TASK MATERIAL.
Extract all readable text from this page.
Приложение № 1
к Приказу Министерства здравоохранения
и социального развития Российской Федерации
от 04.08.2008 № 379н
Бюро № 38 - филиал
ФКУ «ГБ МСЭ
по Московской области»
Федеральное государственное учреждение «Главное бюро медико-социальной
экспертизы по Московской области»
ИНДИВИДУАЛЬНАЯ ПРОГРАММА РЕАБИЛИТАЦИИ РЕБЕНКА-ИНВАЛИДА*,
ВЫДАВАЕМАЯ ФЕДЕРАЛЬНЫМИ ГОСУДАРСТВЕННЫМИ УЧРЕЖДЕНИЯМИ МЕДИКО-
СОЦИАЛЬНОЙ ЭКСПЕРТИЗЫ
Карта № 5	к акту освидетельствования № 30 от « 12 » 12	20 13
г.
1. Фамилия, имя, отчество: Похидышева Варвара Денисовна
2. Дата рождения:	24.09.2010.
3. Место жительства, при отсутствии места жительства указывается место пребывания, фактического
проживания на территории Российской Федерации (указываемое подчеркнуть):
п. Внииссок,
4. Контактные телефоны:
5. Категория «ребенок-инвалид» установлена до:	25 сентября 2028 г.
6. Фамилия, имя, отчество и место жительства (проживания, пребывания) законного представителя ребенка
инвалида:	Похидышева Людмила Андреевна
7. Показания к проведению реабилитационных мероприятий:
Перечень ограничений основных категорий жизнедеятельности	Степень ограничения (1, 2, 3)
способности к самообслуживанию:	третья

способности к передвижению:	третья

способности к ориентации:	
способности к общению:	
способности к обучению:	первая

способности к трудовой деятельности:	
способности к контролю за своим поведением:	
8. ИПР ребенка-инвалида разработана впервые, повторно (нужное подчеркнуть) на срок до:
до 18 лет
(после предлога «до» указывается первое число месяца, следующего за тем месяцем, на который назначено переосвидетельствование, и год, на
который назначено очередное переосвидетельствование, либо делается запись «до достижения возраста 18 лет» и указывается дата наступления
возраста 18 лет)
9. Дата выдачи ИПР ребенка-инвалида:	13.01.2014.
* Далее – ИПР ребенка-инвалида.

WRITTEN PROBLEM.
Filter the records above and return every line that holds the word "Российской".

COMPLETED TASK.
и социального развития Российской Федерации
проживания на территории Российской Федерации (указываемое подчеркнуть):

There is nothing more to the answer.